**Requirement**
Copy the records starting at the line containing "plot-area [30, 30, 770, 770]" and ending at the line containing "Localize all elements.", with "curve" changed to "line-series" and nothing else altered. Return only those lines.
━━━━━ Exercise inputs
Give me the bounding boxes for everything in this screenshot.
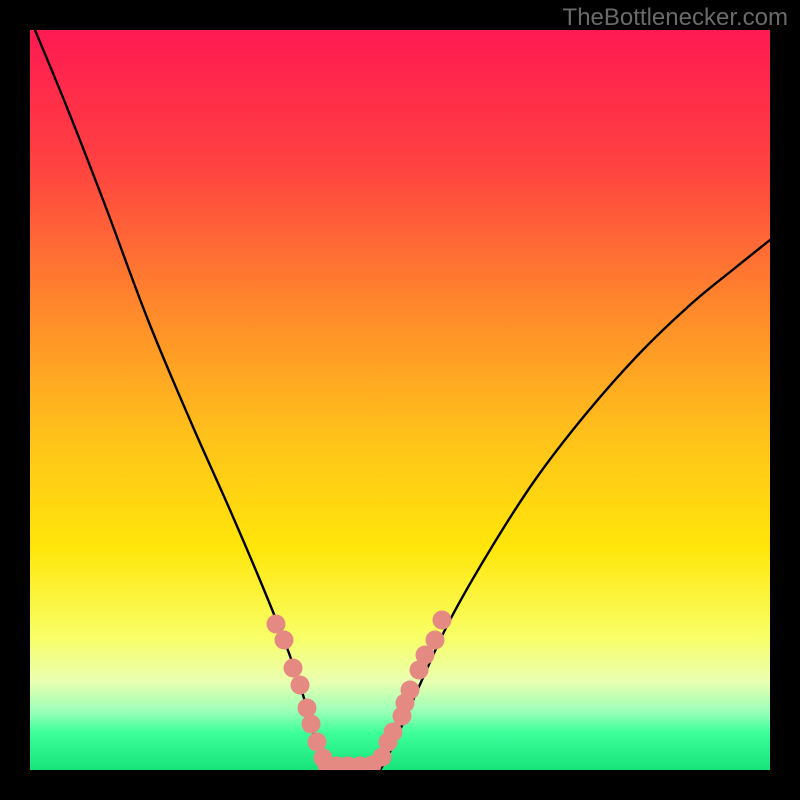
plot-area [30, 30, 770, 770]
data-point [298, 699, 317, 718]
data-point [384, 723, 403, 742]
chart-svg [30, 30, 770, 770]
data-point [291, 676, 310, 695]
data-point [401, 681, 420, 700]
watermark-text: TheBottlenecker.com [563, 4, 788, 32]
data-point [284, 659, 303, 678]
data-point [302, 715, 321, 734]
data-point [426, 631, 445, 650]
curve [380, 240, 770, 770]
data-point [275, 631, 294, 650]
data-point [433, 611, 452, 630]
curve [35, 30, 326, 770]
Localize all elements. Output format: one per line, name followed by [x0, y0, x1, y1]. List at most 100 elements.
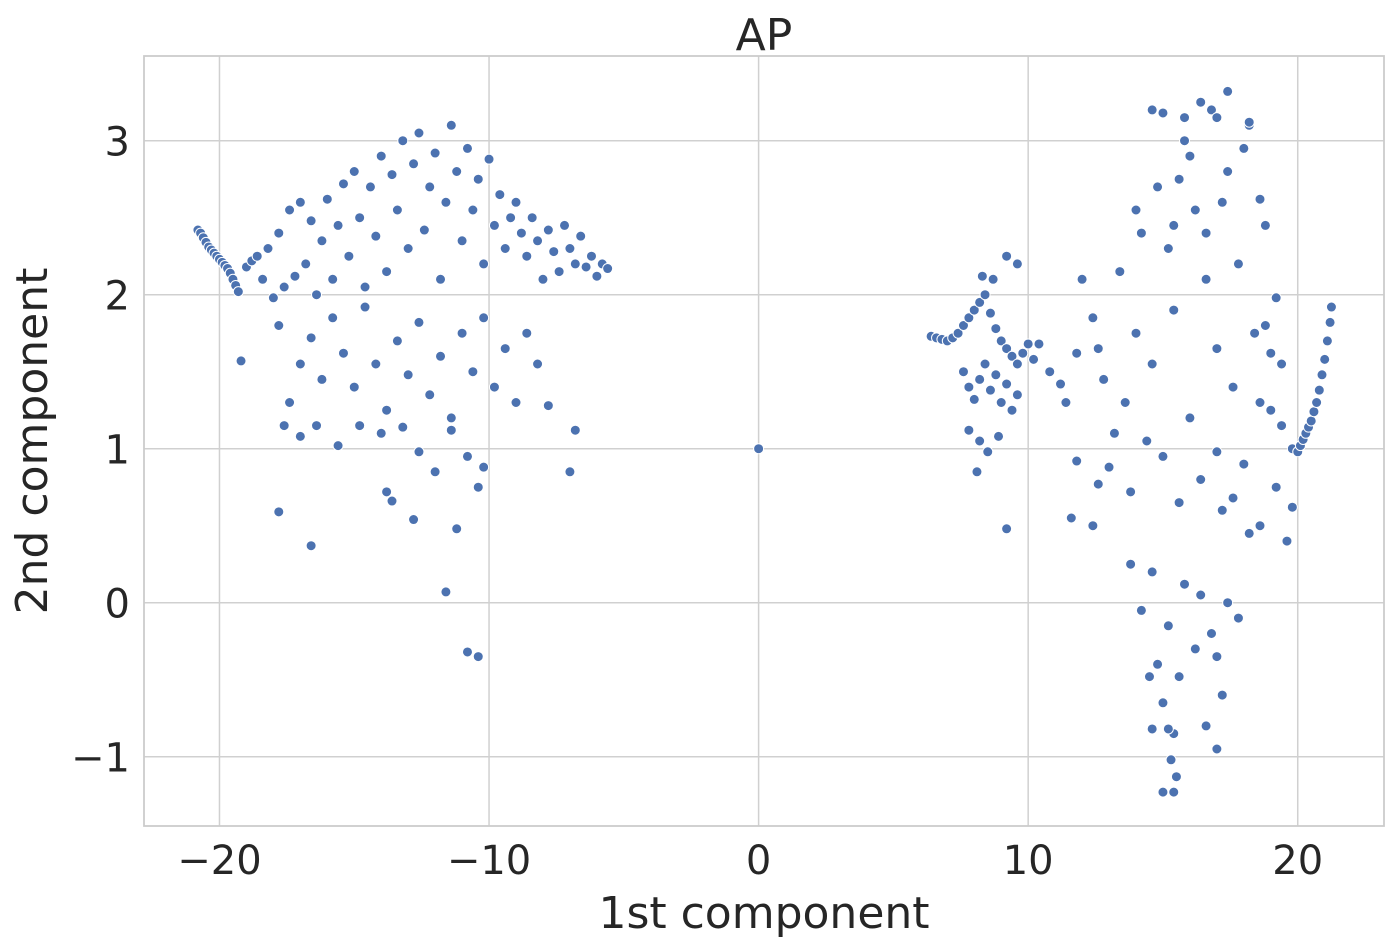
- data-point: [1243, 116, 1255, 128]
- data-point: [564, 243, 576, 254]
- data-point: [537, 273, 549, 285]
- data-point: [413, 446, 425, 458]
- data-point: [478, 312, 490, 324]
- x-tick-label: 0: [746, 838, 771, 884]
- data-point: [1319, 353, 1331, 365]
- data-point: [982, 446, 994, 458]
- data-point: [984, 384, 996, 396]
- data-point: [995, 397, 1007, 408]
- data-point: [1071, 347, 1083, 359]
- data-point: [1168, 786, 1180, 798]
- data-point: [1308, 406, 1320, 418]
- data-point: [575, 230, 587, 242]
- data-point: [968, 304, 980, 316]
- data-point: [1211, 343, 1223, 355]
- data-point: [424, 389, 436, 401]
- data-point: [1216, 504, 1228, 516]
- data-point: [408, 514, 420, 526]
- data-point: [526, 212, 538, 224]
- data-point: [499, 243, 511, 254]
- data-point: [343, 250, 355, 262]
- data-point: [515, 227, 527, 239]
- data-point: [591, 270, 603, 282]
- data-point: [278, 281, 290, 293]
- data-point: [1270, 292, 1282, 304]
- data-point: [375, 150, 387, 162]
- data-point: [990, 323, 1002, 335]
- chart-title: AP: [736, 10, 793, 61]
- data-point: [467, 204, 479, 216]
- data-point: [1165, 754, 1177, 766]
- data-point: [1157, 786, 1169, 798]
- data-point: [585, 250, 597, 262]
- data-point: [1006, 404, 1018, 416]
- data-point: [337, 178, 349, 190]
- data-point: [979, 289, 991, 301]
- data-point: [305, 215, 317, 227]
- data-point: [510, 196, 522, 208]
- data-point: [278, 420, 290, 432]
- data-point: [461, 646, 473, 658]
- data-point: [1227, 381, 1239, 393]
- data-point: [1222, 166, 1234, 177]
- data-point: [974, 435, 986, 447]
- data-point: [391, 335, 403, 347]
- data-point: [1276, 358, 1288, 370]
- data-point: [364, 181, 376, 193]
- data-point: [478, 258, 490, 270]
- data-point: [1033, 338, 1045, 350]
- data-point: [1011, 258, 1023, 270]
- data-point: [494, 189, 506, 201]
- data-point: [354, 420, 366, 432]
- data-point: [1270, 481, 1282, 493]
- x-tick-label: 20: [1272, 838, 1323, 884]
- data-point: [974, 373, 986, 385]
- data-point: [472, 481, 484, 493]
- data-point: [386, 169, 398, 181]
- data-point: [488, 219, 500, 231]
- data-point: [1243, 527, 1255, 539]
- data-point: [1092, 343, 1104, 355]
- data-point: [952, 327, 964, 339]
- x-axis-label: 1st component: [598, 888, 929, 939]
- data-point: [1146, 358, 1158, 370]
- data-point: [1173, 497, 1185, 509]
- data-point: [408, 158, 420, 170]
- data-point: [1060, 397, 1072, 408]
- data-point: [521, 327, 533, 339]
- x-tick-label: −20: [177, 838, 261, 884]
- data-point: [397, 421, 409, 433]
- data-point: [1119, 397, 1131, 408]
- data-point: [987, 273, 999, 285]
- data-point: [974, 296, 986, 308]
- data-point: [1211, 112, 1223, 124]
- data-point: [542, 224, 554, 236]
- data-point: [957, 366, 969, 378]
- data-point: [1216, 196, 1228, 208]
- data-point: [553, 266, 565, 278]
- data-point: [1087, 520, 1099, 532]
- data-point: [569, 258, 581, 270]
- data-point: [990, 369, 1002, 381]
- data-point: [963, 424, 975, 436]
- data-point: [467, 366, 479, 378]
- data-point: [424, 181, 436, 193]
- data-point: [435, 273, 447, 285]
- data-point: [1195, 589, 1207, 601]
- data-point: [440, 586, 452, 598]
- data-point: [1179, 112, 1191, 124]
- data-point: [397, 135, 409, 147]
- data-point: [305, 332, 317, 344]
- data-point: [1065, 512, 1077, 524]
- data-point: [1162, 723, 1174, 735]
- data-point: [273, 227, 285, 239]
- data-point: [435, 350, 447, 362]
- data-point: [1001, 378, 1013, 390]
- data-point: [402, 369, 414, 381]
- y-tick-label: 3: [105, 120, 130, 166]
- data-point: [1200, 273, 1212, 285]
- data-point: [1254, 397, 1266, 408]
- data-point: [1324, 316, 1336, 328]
━━━━━━━━━━
━━━━━ Exercise inputs
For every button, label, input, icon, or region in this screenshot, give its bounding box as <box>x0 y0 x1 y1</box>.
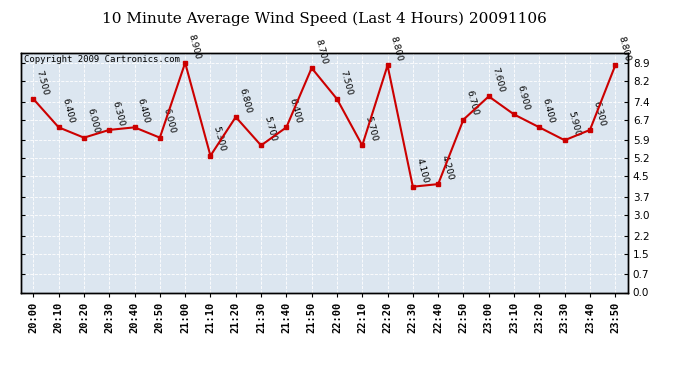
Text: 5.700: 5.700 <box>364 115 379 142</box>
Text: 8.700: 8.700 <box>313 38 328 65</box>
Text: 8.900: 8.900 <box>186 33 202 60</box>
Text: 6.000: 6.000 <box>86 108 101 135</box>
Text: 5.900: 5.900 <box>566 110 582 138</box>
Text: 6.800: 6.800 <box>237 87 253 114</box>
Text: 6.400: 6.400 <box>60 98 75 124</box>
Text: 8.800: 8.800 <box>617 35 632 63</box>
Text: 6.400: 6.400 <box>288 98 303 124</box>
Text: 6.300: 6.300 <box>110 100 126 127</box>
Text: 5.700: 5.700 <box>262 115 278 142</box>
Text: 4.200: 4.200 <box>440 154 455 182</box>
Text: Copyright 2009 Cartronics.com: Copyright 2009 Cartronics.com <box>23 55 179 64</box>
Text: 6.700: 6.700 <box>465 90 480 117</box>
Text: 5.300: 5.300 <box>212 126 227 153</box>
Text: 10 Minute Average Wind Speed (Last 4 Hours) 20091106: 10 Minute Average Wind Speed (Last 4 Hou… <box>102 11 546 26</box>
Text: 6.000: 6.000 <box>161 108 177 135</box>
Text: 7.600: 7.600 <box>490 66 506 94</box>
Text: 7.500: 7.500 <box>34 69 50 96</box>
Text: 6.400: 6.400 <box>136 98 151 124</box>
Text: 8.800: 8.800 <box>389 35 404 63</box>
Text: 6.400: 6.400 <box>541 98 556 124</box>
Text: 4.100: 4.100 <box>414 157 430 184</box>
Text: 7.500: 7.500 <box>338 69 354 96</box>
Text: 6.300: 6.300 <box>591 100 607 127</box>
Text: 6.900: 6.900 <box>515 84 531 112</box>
━━━━━━━━━━
**Result of the task**
plot-area [30, 30, 770, 770]
data-point [298, 699, 317, 718]
data-point [384, 723, 403, 742]
chart-svg [30, 30, 770, 770]
data-point [291, 676, 310, 695]
data-point [401, 681, 420, 700]
watermark-text: TheBottlenecker.com [563, 4, 788, 32]
data-point [284, 659, 303, 678]
data-point [302, 715, 321, 734]
data-point [426, 631, 445, 650]
line-series [380, 240, 770, 770]
data-point [275, 631, 294, 650]
data-point [433, 611, 452, 630]
line-series [35, 30, 326, 770]
Localize all elements. Output format: one per line, name followed by [x0, y0, x1, y1]. List at most 100 elements.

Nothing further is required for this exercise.